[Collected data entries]
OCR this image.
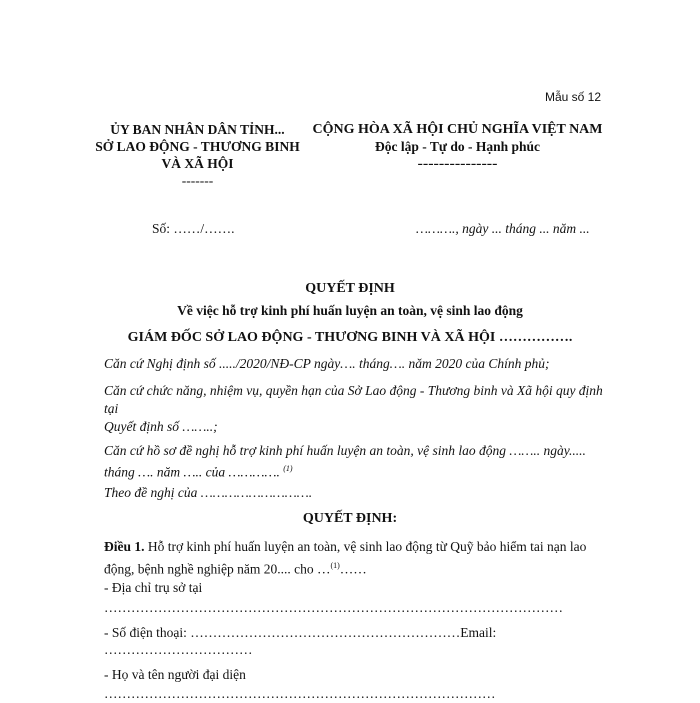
Mẫu số 12
ỦY BAN NHÂN DÂN TỈNH...
SỞ LAO ĐỘNG - THƯƠNG BINH
VÀ XÃ HỘI
-------
CỘNG HÒA XÃ HỘI CHỦ NGHĨA VIỆT NAM
Độc lập - Tự do - Hạnh phúc
---------------
Số: ……/…….	………., ngày ... tháng ... năm ...
QUYẾT ĐỊNH
Về việc hỗ trợ kinh phí huấn luyện an toàn, vệ sinh lao động
GIÁM ĐỐC SỞ LAO ĐỘNG - THƯƠNG BINH VÀ XÃ HỘI …………….
Căn cứ Nghị định số ...../2020/NĐ-CP ngày…. tháng…. năm 2020 của Chính phủ;
Căn cứ chức năng, nhiệm vụ, quyền hạn của Sở Lao động - Thương binh và Xã hội quy định tại
Quyết định số ……..;
Căn cứ hồ sơ đề nghị hỗ trợ kinh phí huấn luyện an toàn, vệ sinh lao động …….. ngày..... tháng …. năm ….. của …………. $^{(1)}$
Theo đề nghị của ……………………….
QUYẾT ĐỊNH:
Điều 1. Hỗ trợ kinh phí huấn luyện an toàn, vệ sinh lao động từ Quỹ bảo hiểm tai nạn lao động, bệnh nghề nghiệp năm 20.... cho …$^{(1)}$……
- Địa chỉ trụ sở tại
…………………………………………………………………………………………
- Số điện thoại: ……………………………………………………Email:
……………………………
- Họ và tên người đại diện
……………………………………………………………………………
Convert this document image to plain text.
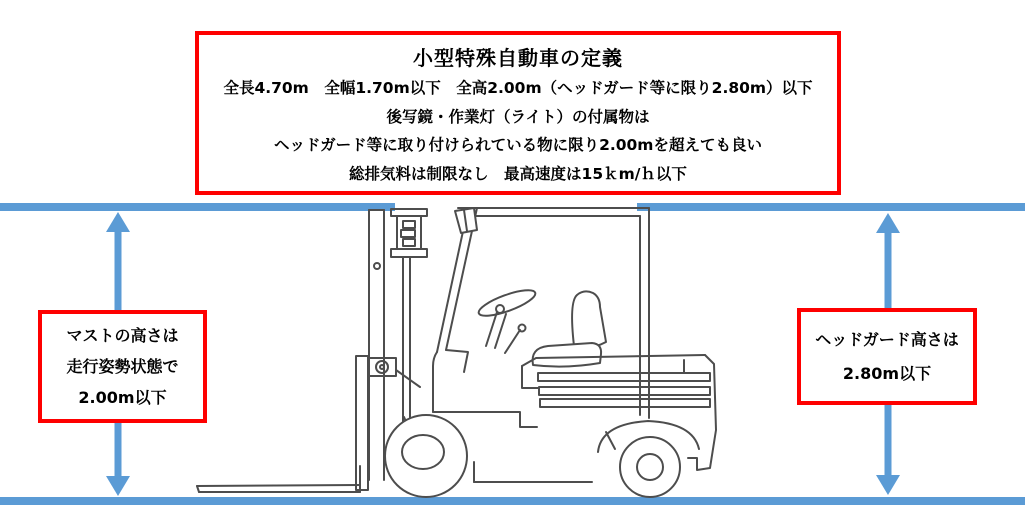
小型特殊自動車の定義
全長4.70m　全幅1.70m以下　全高2.00m（ヘッドガード等に限り2.80m）以下
後写鏡・作業灯（ライト）の付属物は
ヘッドガード等に取り付けられている物に限り2.00mを超えても良い
総排気料は制限なし　最高速度は15ｋm/ｈ以下
マストの高さは
走行姿勢状態で
2.00m以下
ヘッドガード高さは
2.80m以下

**Required task**
Please quote the records above exactly, beginning at the line that contains "Convert this document image to plain text." and ending at their last line. Leave the pictures out.

**Full output**
Convert this document image to plain text.
小型特殊自動車の定義
全長4.70m　全幅1.70m以下　全高2.00m（ヘッドガード等に限り2.80m）以下
後写鏡・作業灯（ライト）の付属物は
ヘッドガード等に取り付けられている物に限り2.00mを超えても良い
総排気料は制限なし　最高速度は15ｋm/ｈ以下
マストの高さは
走行姿勢状態で
2.00m以下
ヘッドガード高さは
2.80m以下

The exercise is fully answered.